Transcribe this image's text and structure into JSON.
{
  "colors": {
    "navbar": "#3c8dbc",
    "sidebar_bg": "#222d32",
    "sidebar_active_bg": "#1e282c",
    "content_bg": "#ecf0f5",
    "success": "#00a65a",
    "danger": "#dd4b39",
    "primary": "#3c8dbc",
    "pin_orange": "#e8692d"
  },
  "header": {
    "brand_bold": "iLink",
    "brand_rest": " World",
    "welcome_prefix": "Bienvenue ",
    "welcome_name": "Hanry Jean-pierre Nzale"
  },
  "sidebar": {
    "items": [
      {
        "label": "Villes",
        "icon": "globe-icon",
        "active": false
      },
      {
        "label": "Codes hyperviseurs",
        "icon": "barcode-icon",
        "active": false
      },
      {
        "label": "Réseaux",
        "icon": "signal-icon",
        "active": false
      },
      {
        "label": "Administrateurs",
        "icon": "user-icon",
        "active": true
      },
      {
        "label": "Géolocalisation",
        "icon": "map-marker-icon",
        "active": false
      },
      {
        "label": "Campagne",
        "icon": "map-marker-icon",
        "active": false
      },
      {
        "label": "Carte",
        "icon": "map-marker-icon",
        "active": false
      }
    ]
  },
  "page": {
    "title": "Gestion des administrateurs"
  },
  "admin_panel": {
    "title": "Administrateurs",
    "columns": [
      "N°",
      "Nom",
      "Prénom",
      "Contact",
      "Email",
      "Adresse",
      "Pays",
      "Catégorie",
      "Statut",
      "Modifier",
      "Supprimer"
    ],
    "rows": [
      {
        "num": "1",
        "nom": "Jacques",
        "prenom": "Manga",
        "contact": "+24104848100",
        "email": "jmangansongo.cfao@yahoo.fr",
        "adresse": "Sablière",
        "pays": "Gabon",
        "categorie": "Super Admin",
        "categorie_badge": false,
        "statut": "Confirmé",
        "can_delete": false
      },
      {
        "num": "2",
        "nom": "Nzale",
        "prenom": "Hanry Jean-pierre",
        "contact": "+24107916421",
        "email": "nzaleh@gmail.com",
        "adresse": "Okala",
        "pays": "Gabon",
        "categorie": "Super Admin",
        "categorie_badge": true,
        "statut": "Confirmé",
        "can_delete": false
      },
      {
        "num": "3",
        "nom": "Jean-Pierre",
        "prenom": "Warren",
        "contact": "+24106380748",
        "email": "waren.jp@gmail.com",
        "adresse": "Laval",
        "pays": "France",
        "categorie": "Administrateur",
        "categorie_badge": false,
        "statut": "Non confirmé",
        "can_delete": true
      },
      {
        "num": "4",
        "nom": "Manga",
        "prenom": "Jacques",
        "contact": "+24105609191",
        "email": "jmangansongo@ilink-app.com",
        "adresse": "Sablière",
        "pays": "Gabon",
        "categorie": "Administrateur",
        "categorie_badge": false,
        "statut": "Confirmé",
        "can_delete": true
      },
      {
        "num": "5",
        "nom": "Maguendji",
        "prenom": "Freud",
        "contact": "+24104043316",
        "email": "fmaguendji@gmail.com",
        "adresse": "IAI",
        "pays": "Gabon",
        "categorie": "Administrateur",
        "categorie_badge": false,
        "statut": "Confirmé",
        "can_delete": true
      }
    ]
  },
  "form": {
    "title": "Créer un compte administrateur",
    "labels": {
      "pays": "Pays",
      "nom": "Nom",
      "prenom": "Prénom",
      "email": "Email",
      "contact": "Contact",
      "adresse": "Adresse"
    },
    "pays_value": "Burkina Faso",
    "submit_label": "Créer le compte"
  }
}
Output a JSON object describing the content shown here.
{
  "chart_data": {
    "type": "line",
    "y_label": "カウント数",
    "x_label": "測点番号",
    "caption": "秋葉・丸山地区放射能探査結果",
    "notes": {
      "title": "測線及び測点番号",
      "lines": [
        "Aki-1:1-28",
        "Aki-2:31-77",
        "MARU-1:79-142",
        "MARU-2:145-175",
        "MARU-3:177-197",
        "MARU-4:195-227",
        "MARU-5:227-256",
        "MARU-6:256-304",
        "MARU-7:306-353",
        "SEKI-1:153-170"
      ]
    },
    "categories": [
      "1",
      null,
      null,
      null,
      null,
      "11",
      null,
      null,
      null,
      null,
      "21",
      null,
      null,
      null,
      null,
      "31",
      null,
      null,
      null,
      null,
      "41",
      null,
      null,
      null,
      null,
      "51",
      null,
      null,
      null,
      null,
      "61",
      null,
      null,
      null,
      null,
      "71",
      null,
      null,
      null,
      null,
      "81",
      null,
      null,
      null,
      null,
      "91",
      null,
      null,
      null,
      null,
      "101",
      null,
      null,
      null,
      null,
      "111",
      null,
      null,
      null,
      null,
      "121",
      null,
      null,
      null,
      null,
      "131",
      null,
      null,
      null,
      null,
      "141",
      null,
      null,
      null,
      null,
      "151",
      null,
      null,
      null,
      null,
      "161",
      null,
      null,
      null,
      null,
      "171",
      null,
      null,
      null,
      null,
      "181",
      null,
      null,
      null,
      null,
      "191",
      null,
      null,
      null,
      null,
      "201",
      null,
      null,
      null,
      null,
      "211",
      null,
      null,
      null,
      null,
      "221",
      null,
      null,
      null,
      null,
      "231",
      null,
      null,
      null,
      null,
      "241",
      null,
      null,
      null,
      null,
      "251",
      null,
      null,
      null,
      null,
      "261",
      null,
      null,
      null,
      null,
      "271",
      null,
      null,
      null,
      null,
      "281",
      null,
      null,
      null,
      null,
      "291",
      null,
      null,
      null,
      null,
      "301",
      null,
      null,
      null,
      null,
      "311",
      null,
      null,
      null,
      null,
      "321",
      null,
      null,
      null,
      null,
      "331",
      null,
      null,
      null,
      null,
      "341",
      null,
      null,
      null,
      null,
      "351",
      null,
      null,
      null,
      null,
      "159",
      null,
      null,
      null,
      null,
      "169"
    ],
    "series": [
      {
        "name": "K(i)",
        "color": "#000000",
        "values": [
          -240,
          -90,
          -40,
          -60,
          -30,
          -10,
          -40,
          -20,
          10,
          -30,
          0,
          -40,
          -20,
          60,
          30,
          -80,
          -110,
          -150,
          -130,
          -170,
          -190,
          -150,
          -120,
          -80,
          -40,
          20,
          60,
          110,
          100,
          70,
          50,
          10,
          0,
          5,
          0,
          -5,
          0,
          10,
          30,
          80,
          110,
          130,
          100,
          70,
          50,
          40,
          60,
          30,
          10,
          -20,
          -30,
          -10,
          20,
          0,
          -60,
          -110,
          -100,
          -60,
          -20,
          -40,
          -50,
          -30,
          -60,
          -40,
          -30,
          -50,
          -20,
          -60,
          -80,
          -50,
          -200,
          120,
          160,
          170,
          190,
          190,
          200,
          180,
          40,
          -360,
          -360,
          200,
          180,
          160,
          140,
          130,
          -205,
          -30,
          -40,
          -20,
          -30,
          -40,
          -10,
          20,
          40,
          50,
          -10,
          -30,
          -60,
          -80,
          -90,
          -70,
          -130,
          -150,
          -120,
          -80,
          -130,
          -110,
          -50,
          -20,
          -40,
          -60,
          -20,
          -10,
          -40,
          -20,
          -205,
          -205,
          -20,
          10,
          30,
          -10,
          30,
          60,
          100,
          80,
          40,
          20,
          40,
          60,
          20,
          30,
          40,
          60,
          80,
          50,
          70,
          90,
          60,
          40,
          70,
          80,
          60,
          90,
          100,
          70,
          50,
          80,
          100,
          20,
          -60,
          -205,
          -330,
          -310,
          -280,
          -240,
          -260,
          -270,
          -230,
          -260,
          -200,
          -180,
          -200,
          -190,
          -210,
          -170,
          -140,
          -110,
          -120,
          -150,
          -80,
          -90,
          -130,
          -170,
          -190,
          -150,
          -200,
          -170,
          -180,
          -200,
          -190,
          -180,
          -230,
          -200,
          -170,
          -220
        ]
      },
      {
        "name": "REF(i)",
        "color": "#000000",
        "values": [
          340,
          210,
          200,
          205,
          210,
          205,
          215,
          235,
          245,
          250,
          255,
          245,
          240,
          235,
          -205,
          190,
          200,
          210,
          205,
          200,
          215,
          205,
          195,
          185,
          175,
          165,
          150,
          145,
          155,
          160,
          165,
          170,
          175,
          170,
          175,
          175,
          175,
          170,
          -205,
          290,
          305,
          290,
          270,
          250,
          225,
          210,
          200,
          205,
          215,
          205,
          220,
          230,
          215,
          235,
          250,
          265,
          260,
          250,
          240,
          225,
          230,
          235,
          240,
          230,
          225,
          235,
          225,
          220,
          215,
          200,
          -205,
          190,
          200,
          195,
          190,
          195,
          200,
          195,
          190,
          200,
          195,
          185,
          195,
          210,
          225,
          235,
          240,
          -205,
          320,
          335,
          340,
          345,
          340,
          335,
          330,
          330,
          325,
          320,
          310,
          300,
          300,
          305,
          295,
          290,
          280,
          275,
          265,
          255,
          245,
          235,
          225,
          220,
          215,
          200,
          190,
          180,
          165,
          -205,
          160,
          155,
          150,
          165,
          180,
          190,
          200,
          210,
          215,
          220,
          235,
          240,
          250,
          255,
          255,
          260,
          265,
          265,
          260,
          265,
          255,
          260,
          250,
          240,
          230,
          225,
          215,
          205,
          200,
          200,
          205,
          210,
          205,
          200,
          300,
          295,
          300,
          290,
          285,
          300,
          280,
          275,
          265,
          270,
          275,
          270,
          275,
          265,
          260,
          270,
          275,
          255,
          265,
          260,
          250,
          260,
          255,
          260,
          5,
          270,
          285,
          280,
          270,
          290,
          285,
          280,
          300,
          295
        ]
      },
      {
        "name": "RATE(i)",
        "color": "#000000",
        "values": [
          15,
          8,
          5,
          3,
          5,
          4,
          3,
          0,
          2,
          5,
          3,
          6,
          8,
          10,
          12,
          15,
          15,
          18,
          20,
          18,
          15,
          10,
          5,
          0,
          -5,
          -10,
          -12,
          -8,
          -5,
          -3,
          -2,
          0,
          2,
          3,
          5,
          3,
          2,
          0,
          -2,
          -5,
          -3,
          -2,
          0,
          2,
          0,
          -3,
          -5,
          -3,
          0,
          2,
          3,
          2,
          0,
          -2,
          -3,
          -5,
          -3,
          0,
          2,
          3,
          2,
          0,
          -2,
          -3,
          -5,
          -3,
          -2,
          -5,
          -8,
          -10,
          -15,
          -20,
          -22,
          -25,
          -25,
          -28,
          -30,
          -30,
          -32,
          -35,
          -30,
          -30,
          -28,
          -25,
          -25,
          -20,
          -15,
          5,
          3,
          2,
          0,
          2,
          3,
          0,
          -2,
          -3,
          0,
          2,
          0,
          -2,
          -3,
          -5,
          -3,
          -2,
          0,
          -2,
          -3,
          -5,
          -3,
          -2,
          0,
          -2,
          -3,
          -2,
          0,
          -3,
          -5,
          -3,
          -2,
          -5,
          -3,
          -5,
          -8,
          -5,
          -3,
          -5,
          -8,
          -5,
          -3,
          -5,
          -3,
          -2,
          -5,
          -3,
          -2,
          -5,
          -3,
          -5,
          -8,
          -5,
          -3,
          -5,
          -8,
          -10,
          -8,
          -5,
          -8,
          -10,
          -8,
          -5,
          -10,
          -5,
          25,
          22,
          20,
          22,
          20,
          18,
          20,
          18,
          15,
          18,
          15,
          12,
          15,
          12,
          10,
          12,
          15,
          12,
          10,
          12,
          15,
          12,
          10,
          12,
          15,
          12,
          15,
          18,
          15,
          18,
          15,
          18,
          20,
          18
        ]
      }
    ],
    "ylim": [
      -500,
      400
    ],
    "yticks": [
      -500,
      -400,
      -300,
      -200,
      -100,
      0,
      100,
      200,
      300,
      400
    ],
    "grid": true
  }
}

═══

# Task to carry out
Select all lines in the listing above where the word "jmangansongo" appears, and show them.

# Worked solution
        "email": "jmangansongo.cfao@yahoo.fr",
        "email": "jmangansongo@ilink-app.com",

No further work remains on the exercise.